DATA ROWS
########################################

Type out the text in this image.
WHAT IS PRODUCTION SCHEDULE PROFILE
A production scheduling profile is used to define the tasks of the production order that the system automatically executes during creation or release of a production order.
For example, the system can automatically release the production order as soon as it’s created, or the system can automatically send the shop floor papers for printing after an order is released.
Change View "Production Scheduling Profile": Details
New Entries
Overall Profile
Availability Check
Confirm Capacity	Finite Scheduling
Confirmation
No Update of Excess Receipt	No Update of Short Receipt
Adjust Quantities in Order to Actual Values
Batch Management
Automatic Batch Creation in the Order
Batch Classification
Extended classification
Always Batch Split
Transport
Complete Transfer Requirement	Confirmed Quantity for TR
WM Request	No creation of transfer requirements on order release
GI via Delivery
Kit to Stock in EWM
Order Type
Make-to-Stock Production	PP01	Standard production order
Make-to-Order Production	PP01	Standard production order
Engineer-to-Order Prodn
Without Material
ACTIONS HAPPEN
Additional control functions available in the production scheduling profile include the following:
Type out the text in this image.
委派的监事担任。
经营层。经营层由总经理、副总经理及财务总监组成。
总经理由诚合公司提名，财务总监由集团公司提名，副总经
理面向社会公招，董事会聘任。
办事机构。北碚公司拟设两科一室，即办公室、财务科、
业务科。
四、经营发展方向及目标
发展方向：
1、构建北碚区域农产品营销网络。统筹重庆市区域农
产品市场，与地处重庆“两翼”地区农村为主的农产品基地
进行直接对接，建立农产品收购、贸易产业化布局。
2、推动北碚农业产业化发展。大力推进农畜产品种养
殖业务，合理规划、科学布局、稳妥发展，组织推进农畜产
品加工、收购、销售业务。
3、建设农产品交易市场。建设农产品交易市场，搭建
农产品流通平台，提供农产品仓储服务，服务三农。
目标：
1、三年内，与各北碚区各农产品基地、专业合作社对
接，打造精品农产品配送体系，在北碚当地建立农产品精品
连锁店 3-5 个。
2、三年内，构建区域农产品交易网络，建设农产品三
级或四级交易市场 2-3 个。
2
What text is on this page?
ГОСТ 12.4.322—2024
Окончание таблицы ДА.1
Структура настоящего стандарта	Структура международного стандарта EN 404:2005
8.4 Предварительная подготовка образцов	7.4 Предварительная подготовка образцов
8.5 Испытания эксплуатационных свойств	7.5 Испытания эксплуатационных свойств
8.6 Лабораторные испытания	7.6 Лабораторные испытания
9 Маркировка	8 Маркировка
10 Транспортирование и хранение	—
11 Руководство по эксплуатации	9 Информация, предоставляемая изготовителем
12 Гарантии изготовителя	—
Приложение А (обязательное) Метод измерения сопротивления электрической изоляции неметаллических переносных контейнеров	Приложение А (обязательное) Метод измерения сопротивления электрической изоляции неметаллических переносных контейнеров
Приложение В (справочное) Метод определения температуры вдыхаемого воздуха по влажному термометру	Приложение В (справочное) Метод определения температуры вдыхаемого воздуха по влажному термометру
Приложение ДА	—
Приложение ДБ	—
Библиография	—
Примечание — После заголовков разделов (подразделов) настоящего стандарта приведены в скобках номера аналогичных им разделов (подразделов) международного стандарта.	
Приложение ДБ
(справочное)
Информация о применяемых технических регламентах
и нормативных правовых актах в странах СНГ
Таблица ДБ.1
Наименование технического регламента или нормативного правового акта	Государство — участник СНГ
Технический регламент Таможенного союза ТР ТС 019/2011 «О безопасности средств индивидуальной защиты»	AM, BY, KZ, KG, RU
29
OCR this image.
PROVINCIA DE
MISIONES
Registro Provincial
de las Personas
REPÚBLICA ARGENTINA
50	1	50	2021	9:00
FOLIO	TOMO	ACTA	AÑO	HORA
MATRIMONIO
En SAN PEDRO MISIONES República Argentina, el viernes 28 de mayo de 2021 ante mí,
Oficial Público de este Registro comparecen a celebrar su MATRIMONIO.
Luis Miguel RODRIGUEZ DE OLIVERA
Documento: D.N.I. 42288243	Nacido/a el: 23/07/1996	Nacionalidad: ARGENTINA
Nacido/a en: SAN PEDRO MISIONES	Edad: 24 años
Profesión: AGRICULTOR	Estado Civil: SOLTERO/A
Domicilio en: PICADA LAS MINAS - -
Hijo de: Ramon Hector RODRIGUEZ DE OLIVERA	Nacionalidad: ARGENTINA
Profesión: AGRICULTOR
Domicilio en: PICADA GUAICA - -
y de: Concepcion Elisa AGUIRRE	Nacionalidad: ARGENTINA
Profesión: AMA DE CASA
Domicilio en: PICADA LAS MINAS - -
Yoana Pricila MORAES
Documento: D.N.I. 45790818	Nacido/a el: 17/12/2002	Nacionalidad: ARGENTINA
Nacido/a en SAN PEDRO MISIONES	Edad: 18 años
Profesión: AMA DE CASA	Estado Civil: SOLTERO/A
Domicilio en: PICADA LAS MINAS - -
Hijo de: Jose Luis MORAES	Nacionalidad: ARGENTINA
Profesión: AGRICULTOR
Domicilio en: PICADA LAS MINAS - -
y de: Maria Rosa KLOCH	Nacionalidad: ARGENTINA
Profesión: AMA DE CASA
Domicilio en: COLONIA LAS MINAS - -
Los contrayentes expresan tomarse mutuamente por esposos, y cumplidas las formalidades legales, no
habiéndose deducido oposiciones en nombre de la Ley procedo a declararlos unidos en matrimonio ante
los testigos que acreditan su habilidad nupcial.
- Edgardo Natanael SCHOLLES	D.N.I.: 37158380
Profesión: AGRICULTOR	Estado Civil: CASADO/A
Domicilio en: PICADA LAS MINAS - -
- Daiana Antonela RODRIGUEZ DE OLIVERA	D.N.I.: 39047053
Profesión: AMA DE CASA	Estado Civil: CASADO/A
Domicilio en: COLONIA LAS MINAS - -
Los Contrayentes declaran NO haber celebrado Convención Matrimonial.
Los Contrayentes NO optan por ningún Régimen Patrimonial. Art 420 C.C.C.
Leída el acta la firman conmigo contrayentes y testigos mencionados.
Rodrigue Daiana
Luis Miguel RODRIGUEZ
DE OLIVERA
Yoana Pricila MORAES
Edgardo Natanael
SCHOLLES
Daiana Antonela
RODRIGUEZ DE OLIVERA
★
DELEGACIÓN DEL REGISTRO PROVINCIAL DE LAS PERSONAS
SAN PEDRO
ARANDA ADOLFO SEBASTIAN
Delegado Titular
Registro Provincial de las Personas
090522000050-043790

########################################

SHORT TASK
Return all lines with the word "this" in them.

REPLY
Type out the text in this image.
Type out the text in this image.
What text is on this page?
OCR this image.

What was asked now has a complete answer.